Your objective: Check every line of the entries that follow, and copy the ones containing "specifika".

Excerpted records:
-- Begin --

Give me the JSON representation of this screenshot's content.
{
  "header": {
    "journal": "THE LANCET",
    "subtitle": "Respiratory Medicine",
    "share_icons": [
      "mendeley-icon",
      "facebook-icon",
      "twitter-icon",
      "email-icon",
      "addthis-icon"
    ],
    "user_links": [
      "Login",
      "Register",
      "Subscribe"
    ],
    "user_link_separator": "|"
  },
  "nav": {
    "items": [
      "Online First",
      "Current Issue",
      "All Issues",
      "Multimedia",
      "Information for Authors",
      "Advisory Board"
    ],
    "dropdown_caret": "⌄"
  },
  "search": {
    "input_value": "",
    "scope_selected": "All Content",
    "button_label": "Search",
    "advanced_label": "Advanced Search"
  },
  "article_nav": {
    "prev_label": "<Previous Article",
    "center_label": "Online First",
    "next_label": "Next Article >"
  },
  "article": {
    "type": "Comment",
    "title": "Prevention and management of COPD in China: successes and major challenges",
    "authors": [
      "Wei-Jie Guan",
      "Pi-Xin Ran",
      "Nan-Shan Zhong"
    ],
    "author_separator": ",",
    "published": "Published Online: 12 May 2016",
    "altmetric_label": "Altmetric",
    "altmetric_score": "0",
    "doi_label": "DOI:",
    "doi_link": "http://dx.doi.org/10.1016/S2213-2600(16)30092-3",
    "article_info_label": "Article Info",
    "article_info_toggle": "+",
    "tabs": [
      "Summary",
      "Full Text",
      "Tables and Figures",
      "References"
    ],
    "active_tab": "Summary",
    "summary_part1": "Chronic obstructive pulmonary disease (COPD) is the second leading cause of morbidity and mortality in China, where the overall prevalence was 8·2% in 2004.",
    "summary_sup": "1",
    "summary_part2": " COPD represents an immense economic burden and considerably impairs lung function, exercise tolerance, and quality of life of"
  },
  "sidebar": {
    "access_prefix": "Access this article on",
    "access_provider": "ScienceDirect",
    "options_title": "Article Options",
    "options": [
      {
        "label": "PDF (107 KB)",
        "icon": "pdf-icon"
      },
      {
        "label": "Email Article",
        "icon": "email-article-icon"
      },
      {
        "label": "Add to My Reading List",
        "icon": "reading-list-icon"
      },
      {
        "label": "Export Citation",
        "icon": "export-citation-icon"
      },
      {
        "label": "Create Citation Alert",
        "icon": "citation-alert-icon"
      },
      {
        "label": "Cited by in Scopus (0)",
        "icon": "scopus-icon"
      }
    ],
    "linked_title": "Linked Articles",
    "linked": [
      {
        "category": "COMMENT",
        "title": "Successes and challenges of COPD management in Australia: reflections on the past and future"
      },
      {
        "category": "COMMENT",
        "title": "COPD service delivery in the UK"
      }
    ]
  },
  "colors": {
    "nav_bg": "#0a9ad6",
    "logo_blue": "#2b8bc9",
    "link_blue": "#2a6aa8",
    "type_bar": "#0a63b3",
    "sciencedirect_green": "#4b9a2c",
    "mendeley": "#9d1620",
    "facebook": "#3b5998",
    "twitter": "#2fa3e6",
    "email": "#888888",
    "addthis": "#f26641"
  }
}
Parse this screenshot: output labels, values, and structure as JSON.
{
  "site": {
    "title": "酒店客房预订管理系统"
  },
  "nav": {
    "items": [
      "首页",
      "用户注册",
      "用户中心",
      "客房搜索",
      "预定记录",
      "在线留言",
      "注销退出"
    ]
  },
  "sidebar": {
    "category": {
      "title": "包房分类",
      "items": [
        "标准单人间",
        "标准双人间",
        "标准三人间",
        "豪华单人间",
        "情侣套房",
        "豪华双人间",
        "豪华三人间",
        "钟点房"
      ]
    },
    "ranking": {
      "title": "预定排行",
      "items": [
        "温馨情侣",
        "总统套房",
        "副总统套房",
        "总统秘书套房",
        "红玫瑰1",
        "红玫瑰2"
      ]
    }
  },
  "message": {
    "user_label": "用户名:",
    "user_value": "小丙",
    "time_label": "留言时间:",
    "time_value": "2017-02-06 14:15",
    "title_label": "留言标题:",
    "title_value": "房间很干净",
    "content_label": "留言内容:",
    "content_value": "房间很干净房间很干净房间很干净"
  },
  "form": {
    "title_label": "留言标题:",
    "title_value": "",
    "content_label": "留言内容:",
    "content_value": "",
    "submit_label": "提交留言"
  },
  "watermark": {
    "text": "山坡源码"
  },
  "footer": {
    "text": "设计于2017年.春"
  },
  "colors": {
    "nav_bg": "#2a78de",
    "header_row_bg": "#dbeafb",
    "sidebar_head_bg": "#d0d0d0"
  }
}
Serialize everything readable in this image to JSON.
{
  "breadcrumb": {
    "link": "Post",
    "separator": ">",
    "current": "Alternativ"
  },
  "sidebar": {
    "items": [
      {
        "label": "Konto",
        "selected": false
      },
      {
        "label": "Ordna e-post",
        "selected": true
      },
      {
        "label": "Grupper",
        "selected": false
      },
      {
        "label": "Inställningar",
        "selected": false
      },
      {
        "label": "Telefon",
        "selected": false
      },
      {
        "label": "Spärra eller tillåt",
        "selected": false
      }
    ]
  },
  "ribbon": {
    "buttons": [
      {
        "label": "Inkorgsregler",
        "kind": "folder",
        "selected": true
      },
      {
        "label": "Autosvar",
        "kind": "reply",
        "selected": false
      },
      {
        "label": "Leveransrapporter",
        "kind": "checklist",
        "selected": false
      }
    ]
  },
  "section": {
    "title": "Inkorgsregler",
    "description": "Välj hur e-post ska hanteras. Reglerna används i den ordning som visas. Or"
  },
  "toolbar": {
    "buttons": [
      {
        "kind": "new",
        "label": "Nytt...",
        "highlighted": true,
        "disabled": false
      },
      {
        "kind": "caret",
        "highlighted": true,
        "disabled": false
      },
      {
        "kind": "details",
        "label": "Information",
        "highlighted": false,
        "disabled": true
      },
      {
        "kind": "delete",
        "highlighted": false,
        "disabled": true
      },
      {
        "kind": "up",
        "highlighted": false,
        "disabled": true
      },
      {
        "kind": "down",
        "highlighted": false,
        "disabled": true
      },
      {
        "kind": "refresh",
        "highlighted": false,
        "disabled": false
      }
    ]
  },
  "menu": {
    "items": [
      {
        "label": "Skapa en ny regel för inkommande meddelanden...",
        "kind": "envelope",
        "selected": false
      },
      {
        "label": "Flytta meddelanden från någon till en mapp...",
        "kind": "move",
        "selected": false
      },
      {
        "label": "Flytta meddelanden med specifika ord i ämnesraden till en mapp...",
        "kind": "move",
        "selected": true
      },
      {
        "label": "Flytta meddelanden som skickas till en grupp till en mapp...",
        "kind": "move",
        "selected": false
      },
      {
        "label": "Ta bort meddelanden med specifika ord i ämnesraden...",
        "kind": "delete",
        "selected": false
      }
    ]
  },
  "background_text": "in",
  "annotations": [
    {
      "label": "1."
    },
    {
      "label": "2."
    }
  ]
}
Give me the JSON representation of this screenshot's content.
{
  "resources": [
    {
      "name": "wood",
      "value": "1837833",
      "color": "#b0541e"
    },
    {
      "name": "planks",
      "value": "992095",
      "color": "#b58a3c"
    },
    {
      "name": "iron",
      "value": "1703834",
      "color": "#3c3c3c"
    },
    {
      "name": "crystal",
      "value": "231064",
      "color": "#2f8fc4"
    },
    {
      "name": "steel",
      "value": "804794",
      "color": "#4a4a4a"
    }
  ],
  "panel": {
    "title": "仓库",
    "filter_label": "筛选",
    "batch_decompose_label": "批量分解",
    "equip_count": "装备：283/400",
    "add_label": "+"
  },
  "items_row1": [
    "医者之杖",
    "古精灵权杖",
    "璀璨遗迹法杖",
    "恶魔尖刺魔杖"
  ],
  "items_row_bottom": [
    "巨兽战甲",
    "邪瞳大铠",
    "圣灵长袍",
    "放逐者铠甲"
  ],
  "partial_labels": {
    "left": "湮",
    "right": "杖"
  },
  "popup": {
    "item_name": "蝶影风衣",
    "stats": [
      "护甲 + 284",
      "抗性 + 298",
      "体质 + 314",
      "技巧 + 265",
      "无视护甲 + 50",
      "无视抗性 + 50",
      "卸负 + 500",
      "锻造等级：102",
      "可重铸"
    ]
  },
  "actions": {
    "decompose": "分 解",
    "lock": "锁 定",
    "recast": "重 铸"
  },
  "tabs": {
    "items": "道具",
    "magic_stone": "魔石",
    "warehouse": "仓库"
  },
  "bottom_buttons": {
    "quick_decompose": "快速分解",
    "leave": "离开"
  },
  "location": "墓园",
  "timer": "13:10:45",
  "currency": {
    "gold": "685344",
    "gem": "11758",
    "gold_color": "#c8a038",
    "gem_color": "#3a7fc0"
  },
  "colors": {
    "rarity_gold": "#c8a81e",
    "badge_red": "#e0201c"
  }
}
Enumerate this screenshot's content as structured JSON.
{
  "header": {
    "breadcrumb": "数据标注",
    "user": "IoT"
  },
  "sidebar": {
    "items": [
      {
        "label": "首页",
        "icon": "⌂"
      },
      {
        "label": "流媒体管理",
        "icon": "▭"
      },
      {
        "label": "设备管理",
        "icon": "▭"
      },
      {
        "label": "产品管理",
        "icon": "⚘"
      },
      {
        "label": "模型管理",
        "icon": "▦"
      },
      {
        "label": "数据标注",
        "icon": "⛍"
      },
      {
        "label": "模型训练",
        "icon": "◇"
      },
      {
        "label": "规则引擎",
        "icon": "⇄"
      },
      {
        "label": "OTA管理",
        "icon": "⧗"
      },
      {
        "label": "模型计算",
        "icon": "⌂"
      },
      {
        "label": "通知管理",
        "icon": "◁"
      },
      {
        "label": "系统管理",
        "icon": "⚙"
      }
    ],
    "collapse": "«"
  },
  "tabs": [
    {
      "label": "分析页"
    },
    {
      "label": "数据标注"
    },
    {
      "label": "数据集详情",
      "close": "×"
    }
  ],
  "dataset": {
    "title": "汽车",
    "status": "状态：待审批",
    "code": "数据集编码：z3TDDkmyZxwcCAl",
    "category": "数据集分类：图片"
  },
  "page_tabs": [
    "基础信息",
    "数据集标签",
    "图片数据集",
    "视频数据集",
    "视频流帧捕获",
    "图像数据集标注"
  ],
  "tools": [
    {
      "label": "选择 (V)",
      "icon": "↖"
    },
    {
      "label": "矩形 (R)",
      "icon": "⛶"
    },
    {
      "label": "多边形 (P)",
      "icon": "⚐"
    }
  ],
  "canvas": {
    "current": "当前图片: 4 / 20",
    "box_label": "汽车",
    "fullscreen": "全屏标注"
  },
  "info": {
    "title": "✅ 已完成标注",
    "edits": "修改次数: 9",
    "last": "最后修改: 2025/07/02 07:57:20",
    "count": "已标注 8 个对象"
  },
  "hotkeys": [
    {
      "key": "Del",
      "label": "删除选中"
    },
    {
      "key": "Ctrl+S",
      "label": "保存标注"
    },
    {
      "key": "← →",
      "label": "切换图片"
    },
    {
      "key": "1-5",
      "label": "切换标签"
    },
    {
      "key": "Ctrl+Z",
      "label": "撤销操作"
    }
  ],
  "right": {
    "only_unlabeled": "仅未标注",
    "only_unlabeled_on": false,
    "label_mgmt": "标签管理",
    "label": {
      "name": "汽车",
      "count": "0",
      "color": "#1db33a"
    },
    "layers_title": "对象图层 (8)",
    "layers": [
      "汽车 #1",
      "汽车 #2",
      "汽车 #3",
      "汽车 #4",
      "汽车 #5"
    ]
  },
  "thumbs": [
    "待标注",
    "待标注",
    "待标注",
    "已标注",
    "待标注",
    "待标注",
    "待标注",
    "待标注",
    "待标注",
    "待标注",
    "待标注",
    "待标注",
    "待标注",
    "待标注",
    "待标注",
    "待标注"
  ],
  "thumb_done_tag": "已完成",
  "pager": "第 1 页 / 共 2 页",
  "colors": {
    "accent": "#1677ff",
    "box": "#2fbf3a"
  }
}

-- End --

Response to the task:
        "label": "Flytta meddelanden med specifika ord i ämnesraden till en mapp...",
        "label": "Ta bort meddelanden med specifika ord i ämnesraden...",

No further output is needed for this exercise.